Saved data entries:
===

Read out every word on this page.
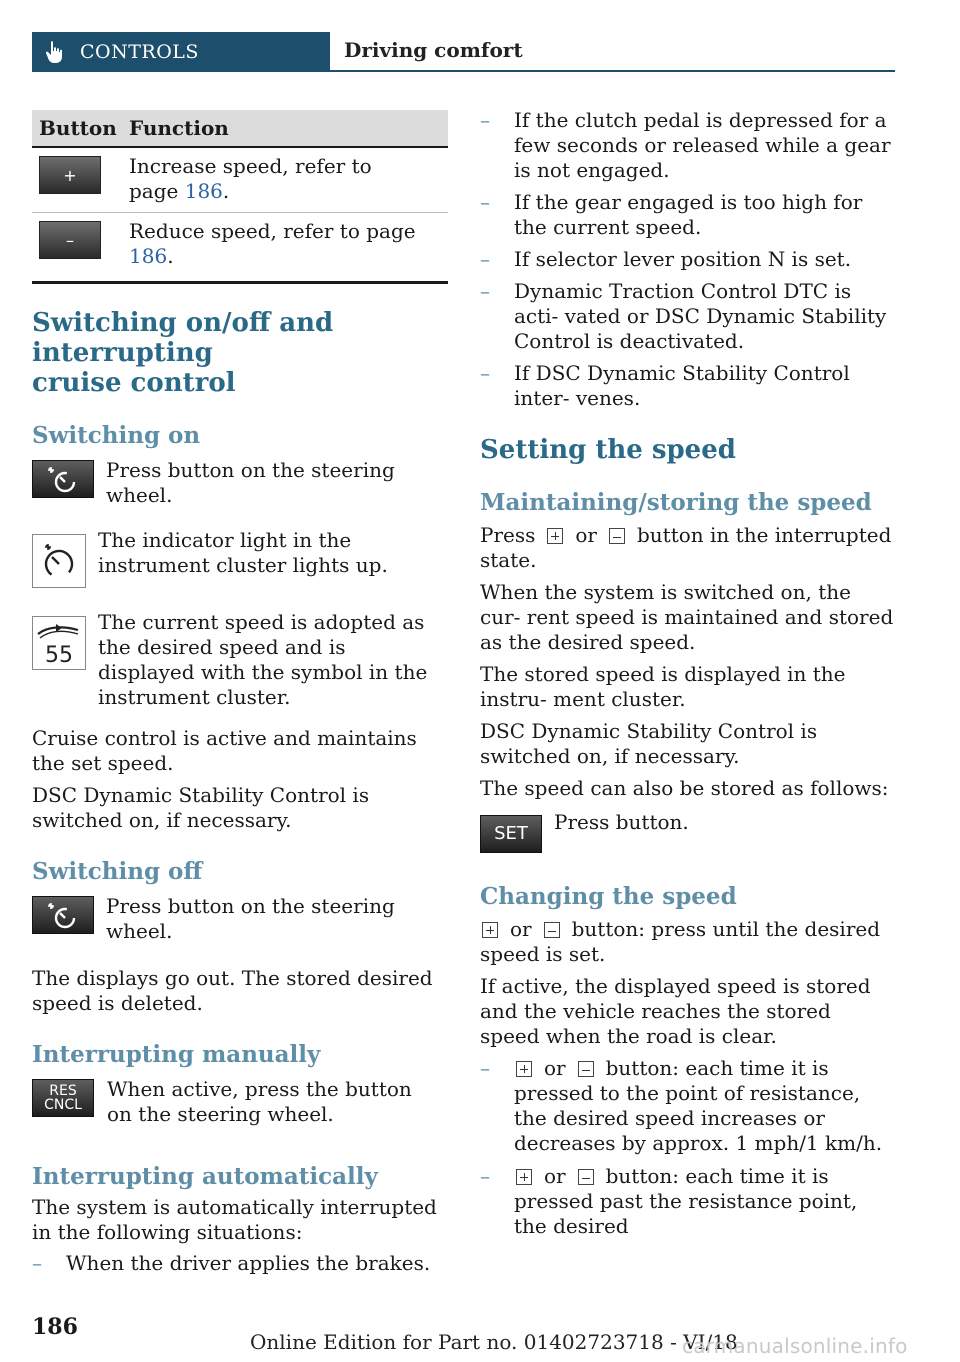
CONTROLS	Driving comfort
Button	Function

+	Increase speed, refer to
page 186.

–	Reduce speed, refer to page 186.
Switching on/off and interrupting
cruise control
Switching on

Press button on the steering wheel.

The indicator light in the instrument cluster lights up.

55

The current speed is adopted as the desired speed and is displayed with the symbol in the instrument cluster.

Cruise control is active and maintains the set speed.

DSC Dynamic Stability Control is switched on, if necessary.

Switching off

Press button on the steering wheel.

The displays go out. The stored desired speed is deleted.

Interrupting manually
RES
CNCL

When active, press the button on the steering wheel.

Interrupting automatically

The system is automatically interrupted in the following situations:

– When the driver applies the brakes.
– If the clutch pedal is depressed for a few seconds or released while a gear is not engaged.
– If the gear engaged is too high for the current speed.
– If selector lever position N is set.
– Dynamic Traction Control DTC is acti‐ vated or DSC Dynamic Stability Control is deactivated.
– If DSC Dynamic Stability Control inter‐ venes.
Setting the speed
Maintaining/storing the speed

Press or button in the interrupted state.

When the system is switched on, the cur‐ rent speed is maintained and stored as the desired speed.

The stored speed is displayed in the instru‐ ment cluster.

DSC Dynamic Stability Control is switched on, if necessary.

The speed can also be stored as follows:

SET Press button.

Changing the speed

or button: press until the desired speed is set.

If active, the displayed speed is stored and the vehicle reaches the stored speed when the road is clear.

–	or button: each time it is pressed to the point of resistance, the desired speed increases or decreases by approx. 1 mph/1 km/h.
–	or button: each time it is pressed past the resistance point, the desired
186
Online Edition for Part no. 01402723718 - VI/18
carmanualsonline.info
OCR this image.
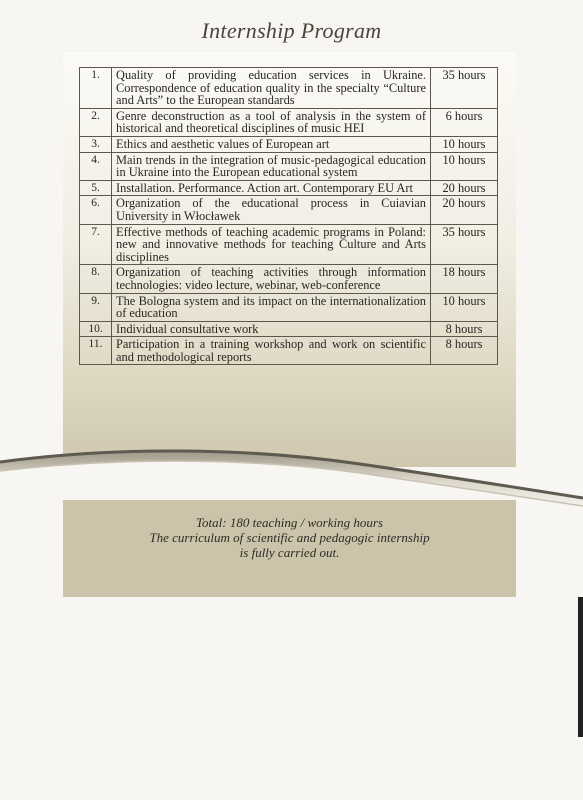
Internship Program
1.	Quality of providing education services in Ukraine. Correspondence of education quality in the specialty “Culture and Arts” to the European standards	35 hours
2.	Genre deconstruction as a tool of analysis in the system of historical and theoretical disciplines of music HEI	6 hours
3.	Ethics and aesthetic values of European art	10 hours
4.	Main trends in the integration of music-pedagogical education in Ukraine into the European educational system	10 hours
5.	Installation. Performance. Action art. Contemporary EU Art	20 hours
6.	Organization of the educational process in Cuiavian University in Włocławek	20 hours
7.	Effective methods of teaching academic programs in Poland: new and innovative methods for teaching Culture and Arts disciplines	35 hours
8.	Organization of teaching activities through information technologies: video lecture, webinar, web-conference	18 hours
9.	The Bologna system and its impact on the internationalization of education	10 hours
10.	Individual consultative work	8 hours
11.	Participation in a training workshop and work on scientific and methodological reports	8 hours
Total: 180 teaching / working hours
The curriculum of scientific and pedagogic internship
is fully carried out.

===

• Given instruction
Give the number of lines in the data that contain "educational", with no other words.

• Solution to the problem
2